**Objective**
All of the records listed below should be retyped exactly.

Start Input material

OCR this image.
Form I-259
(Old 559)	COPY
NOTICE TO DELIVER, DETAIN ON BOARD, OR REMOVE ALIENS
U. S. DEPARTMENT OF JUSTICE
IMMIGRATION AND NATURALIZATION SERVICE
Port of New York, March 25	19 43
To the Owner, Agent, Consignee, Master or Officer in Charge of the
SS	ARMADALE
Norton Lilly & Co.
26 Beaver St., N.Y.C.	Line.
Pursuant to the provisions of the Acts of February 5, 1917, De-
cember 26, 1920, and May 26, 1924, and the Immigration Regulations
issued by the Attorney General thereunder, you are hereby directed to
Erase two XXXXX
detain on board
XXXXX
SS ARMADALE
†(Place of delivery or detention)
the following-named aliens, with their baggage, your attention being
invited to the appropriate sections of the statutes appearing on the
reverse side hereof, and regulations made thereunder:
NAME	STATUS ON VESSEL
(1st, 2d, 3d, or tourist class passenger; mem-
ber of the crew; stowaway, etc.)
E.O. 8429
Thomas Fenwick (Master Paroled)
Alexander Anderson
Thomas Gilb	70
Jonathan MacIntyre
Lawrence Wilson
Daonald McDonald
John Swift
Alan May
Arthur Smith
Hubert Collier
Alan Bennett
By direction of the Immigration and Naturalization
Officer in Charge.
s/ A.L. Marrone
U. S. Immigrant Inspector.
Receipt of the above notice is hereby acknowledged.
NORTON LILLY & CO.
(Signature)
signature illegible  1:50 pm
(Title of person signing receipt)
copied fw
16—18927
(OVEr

End Input material

**Solution**
OCR this image.
Form I-259
(Old 559)	COPY
NOTICE TO DELIVER, DETAIN ON BOARD, OR REMOVE ALIENS
U. S. DEPARTMENT OF JUSTICE
IMMIGRATION AND NATURALIZATION SERVICE
Port of New York, March 25	19 43
To the Owner, Agent, Consignee, Master or Officer in Charge of the
SS	ARMADALE
Norton Lilly & Co.
26 Beaver St., N.Y.C.	Line.
Pursuant to the provisions of the Acts of February 5, 1917, De-
cember 26, 1920, and May 26, 1924, and the Immigration Regulations
issued by the Attorney General thereunder, you are hereby directed to
Erase two XXXXX
detain on board
XXXXX
SS ARMADALE
†(Place of delivery or detention)
the following-named aliens, with their baggage, your attention being
invited to the appropriate sections of the statutes appearing on the
reverse side hereof, and regulations made thereunder:
NAME	STATUS ON VESSEL
(1st, 2d, 3d, or tourist class passenger; mem-
ber of the crew; stowaway, etc.)
E.O. 8429
Thomas Fenwick (Master Paroled)
Alexander Anderson
Thomas Gilb	70
Jonathan MacIntyre
Lawrence Wilson
Daonald McDonald
John Swift
Alan May
Arthur Smith
Hubert Collier
Alan Bennett
By direction of the Immigration and Naturalization
Officer in Charge.
s/ A.L. Marrone
U. S. Immigrant Inspector.
Receipt of the above notice is hereby acknowledged.
NORTON LILLY & CO.
(Signature)
signature illegible  1:50 pm
(Title of person signing receipt)
copied fw
16—18927
(OVEr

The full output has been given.